* [Stored dataset items]
────────────────

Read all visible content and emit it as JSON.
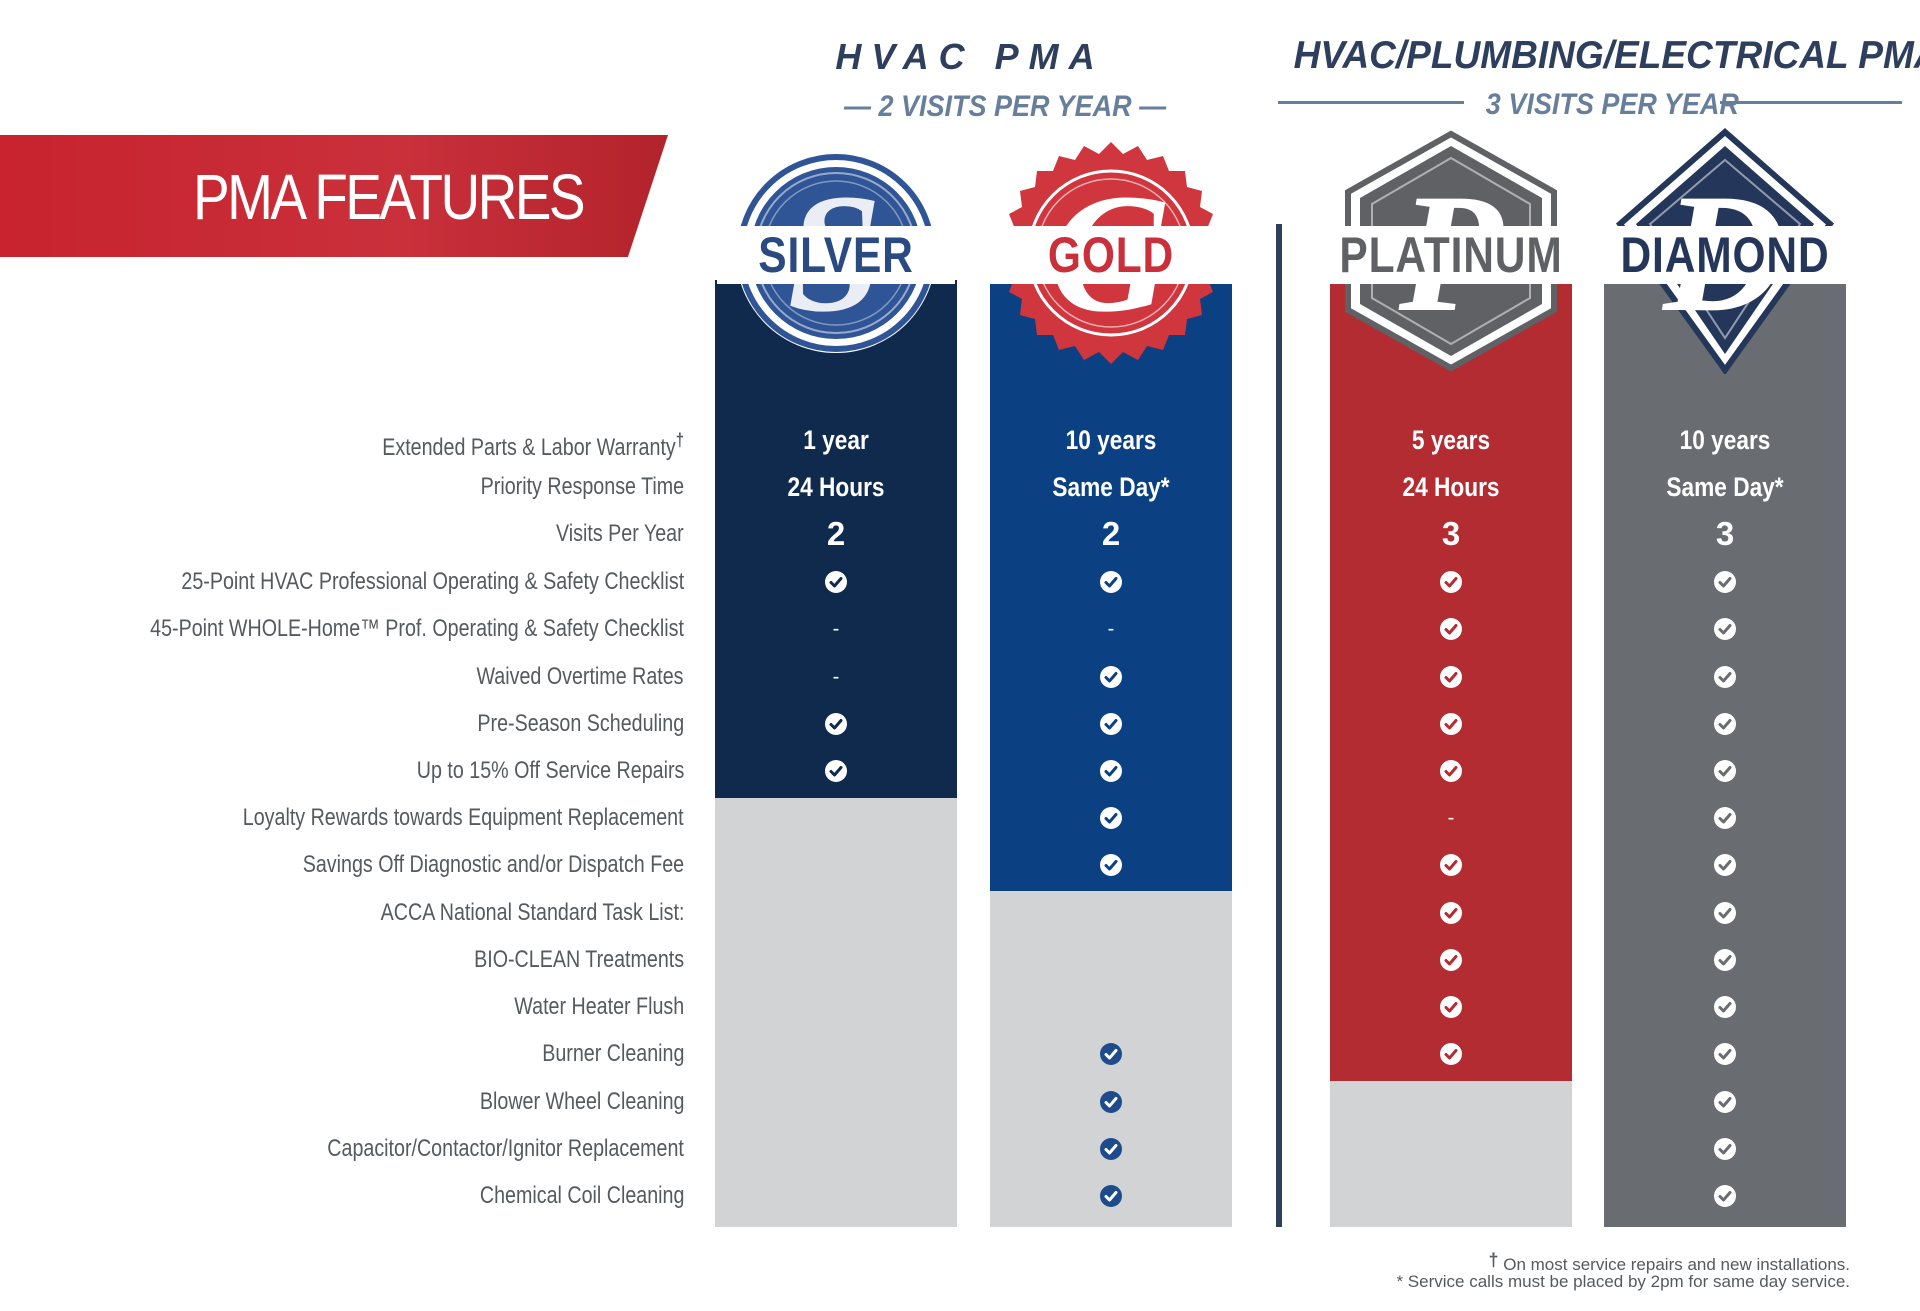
{
  "header": {
    "hvac_title": "HVAC PMA",
    "hvac_visits": "— 2 VISITS PER YEAR —",
    "hpe_title": "HVAC/PLUMBING/ELECTRICAL PMA",
    "hpe_visits": "3 VISITS PER YEAR"
  },
  "banner": {
    "title": "PMA FEATURES"
  },
  "plans": [
    {
      "name": "SILVER",
      "logo_letter": "S",
      "color": "#0f2a4d"
    },
    {
      "name": "GOLD",
      "logo_letter": "G",
      "color": "#0b4182"
    },
    {
      "name": "PLATINUM",
      "logo_letter": "P",
      "color": "#b22c32"
    },
    {
      "name": "DIAMOND",
      "logo_letter": "D",
      "color": "#696d72"
    }
  ],
  "features": [
    {
      "label": "Extended Parts & Labor Warranty",
      "mark": "†"
    },
    {
      "label": "Priority Response Time"
    },
    {
      "label": "Visits Per Year"
    },
    {
      "label": "25-Point HVAC Professional Operating & Safety Checklist"
    },
    {
      "label": "45-Point WHOLE-Home™ Prof. Operating & Safety Checklist"
    },
    {
      "label": "Waived Overtime Rates"
    },
    {
      "label": "Pre-Season Scheduling"
    },
    {
      "label": "Up to 15% Off Service Repairs"
    },
    {
      "label": "Loyalty Rewards towards Equipment Replacement"
    },
    {
      "label": "Savings Off Diagnostic and/or Dispatch Fee"
    },
    {
      "label": "ACCA National Standard Task List:"
    },
    {
      "label": "BIO-CLEAN Treatments"
    },
    {
      "label": "Water Heater Flush"
    },
    {
      "label": "Burner Cleaning"
    },
    {
      "label": "Blower Wheel Cleaning"
    },
    {
      "label": "Capacitor/Contactor/Ignitor Replacement"
    },
    {
      "label": "Chemical Coil Cleaning"
    }
  ],
  "values": {
    "silver": [
      "1 year",
      "24 Hours",
      "2",
      "check",
      "-",
      "-",
      "check",
      "check",
      "",
      "",
      "",
      "",
      "",
      "",
      "",
      "",
      ""
    ],
    "gold": [
      "10 years",
      "Same Day*",
      "2",
      "check",
      "-",
      "check",
      "check",
      "check",
      "check",
      "check",
      "",
      "",
      "",
      "check",
      "check",
      "check",
      "check"
    ],
    "platinum": [
      "5 years",
      "24 Hours",
      "3",
      "check",
      "check",
      "check",
      "check",
      "check",
      "-",
      "check",
      "check",
      "check",
      "check",
      "check",
      "",
      "",
      ""
    ],
    "diamond": [
      "10 years",
      "Same Day*",
      "3",
      "check",
      "check",
      "check",
      "check",
      "check",
      "check",
      "check",
      "check",
      "check",
      "check",
      "check",
      "check",
      "check",
      "check"
    ]
  },
  "footnotes": {
    "dagger_mark": "†",
    "dagger": "On most service repairs and new installations.",
    "asterisk": "* Service calls must be placed by 2pm for same day service."
  },
  "colors": {
    "banner_red": "#c8232e",
    "navy": "#2e3f5e",
    "slate": "#677f9b",
    "light_gray": "#d2d3d5",
    "check_blue": "#1e4b8c"
  }
}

────────────────

* [THE TASK]
Copy out every line from the data above that has "Cleaning" in it.

* [RESULT BELOW]
      "label": "Burner Cleaning"
      "label": "Blower Wheel Cleaning"
      "label": "Chemical Coil Cleaning"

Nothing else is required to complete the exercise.